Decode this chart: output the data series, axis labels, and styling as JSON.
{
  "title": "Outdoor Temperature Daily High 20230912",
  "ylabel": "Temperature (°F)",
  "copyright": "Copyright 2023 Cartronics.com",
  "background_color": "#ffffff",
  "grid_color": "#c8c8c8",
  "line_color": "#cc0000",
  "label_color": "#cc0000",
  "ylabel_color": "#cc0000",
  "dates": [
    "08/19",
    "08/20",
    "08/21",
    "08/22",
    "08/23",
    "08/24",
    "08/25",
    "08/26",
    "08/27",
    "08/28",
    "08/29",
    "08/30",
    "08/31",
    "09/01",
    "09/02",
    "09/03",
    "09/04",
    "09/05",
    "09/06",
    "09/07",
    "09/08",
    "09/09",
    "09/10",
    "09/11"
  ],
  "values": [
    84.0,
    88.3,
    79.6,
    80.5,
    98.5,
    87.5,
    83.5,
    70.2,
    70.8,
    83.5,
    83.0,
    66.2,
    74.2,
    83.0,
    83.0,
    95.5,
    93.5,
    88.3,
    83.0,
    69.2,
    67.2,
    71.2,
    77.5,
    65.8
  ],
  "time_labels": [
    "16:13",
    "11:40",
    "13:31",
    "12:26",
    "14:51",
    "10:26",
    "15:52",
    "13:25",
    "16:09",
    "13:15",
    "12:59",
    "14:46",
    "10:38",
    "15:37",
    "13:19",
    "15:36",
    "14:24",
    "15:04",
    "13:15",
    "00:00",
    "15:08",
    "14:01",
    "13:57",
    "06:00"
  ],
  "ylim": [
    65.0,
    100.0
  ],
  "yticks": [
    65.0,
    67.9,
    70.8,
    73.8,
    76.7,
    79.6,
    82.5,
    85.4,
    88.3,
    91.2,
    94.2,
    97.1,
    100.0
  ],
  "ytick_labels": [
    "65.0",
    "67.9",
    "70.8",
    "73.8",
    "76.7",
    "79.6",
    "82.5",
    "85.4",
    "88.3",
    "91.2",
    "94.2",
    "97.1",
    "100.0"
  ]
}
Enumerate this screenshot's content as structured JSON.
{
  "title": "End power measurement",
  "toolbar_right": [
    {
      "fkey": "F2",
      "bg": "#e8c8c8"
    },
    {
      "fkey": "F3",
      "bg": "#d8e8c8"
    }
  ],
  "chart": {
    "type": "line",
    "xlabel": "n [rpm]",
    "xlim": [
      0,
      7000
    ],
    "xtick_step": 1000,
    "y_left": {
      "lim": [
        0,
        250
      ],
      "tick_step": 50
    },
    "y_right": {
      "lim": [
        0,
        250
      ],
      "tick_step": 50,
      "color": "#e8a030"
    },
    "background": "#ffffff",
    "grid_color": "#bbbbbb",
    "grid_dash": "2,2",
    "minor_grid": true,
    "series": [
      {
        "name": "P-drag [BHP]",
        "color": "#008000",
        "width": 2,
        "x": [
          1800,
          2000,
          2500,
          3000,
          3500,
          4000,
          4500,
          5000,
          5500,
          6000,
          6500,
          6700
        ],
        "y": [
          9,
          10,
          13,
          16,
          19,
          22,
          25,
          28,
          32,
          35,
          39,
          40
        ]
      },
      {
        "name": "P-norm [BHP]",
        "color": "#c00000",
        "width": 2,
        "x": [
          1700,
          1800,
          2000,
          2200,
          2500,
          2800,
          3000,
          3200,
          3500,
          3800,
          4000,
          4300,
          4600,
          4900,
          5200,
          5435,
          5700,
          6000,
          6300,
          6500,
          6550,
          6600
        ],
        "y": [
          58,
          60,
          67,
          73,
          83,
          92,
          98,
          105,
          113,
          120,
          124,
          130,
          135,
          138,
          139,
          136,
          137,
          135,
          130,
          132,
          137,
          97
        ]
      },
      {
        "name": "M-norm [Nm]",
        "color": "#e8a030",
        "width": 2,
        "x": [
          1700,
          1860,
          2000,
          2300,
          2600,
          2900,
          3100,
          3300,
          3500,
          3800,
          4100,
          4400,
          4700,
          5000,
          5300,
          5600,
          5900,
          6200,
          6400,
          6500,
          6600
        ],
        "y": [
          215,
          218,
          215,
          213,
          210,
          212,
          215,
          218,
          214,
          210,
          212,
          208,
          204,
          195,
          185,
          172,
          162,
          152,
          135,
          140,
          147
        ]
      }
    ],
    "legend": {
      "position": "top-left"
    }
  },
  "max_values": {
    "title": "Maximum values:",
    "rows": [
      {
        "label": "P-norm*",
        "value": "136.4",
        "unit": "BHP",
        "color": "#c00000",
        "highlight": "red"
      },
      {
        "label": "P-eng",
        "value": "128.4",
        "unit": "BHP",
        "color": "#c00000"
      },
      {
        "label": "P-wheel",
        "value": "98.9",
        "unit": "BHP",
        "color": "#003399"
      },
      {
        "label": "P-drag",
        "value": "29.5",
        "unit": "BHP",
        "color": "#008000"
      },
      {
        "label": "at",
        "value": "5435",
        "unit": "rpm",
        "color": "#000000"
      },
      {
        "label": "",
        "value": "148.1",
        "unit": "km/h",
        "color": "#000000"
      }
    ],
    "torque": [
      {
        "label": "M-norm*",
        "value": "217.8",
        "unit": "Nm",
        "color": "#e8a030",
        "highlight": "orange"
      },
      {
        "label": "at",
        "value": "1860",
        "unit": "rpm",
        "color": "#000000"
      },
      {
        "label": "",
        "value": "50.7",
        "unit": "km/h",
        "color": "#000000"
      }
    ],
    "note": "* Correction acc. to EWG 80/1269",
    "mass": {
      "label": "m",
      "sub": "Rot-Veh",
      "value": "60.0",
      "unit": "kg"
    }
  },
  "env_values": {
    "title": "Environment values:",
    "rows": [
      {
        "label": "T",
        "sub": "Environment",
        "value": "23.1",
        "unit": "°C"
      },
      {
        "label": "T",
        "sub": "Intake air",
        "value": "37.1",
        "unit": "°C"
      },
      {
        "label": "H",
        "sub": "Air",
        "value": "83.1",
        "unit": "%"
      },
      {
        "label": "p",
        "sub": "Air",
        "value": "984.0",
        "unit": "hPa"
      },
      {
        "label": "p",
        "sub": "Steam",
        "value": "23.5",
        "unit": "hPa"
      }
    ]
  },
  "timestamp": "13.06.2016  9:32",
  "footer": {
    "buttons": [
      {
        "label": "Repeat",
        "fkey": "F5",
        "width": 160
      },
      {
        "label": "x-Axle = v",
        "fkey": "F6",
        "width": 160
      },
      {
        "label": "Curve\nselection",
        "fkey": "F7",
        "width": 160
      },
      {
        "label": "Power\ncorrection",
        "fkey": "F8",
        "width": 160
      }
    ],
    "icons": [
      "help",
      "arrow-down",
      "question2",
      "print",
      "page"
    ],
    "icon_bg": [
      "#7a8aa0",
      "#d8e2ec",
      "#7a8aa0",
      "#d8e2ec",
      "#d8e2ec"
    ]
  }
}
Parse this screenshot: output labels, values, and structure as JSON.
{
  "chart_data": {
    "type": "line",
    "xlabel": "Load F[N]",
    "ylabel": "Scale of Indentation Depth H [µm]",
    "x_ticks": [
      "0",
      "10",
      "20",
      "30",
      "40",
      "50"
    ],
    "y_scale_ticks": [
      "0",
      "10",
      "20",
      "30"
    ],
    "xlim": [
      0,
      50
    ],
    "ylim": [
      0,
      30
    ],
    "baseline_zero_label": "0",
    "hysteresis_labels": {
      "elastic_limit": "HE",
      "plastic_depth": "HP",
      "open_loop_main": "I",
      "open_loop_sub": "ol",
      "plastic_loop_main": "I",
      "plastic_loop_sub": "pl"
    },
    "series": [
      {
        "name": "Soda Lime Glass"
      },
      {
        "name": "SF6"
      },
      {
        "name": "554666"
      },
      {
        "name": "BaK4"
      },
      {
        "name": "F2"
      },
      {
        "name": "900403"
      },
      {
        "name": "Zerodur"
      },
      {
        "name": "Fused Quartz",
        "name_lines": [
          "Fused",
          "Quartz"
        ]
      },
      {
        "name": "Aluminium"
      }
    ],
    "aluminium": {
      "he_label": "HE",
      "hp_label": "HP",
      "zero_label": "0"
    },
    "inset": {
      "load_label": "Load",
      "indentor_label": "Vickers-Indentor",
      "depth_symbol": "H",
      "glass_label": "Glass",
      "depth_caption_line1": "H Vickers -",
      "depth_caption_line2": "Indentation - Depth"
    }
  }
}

====

◆ **REQUIREMENTS**: From the listing above, copy out each line where the word "this" appears.

◆ **EXERCISE ANSWER**:
Decode this chart: output the data series, axis labels, and styling as JSON.
Enumerate this screenshot's content as structured JSON.
Parse this screenshot: output labels, values, and structure as JSON.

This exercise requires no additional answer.